> _Task to carry out_:
Show every line in the entries below where the word "услуги" appears.

> _Given entries_:
=====

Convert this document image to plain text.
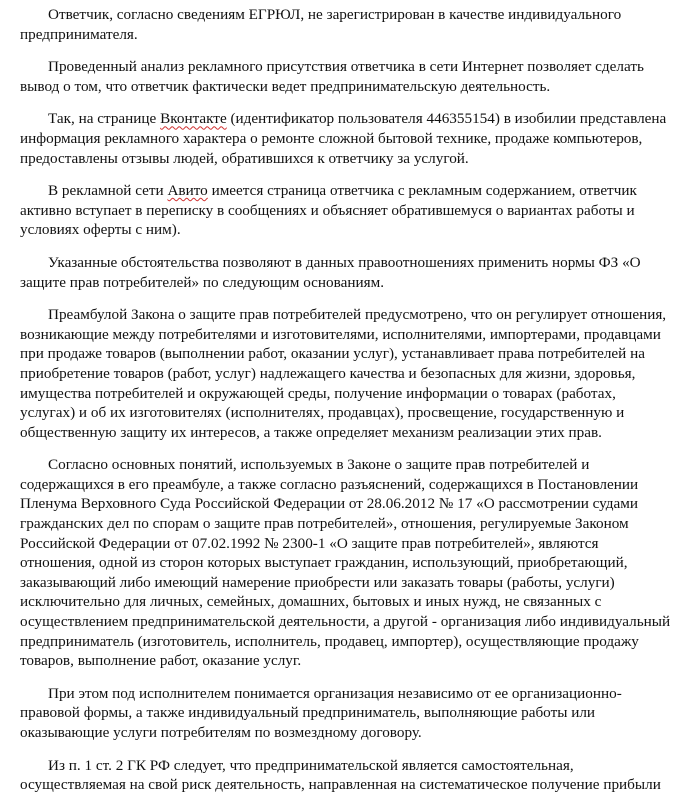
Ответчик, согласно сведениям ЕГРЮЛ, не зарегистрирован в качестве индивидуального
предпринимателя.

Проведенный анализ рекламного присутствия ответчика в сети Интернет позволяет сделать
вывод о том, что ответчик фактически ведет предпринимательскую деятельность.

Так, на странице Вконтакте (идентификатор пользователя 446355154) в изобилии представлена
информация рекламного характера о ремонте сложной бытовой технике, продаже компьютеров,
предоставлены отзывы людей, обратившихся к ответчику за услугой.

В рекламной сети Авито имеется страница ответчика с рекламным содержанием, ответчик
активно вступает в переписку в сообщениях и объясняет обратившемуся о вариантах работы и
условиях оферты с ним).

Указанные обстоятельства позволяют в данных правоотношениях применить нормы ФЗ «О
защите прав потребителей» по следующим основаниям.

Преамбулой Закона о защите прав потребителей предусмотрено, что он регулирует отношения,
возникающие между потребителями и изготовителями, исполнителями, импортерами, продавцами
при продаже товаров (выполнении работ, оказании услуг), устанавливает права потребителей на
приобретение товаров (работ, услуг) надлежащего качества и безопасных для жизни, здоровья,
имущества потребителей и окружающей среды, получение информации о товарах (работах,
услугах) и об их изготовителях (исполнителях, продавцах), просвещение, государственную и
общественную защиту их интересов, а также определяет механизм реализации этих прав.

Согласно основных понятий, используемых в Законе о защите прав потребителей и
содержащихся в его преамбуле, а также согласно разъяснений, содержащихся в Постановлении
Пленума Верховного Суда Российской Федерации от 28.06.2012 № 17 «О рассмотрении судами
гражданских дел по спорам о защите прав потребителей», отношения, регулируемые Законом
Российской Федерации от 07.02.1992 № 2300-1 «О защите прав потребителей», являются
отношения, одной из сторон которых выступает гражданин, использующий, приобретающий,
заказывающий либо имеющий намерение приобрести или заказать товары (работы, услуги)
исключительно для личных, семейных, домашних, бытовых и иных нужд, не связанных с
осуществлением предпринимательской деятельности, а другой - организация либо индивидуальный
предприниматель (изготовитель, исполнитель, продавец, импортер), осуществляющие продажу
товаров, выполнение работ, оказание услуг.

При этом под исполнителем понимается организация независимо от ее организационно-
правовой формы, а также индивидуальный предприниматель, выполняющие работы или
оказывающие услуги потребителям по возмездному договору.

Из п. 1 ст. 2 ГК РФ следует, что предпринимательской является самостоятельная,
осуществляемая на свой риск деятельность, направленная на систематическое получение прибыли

=====

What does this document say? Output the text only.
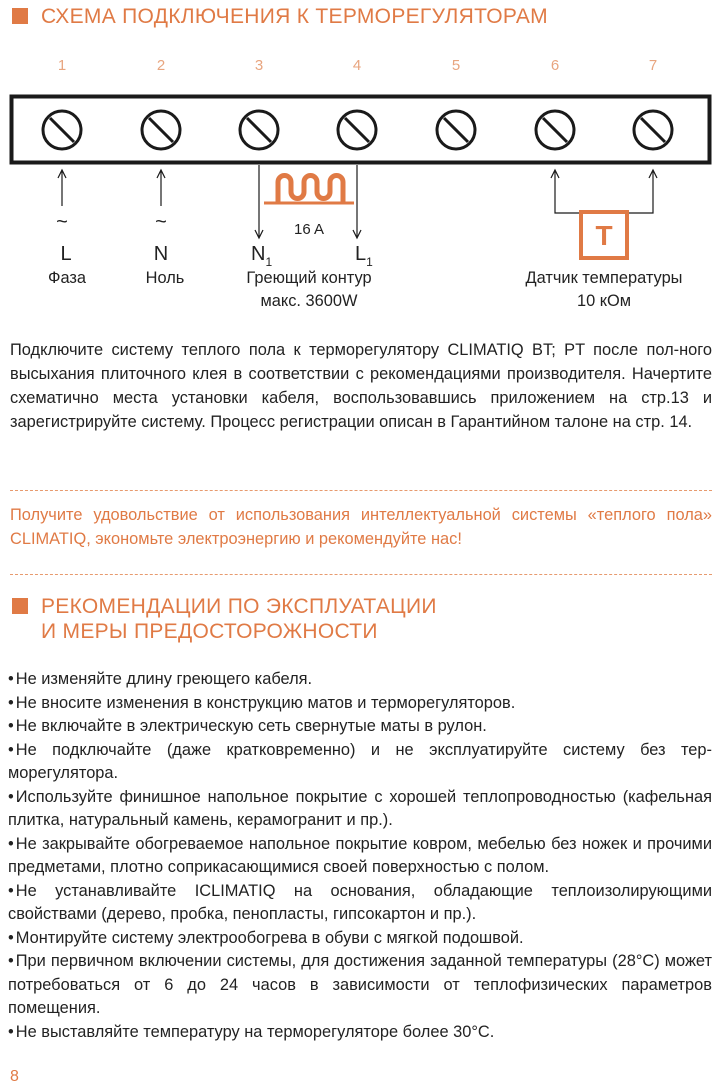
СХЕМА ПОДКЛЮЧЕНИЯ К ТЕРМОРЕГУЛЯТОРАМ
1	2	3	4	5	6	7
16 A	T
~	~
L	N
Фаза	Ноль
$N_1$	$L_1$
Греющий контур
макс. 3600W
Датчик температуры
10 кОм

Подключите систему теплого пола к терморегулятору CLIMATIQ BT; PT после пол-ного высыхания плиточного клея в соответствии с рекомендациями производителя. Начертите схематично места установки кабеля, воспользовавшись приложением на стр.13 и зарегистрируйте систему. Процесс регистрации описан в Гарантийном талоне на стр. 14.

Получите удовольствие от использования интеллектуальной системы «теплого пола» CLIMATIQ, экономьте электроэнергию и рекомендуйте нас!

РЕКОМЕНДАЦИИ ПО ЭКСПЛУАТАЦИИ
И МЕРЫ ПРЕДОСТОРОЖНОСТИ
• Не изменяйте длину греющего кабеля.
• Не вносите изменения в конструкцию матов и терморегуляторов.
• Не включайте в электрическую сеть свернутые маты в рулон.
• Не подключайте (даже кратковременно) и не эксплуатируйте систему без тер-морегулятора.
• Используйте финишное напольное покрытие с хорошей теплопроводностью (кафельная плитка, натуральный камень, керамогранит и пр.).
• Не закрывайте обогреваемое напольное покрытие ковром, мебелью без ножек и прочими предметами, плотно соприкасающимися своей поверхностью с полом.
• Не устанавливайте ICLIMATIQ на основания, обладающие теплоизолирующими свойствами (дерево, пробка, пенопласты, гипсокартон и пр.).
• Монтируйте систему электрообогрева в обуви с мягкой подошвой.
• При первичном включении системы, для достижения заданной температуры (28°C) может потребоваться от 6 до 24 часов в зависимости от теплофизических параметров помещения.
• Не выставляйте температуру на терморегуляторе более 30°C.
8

=====

> _Solution to this task_:
заказывающий либо имеющий намерение приобрести или заказать товары (работы, услуги)
оказывающие услуги потребителям по возмездному договору.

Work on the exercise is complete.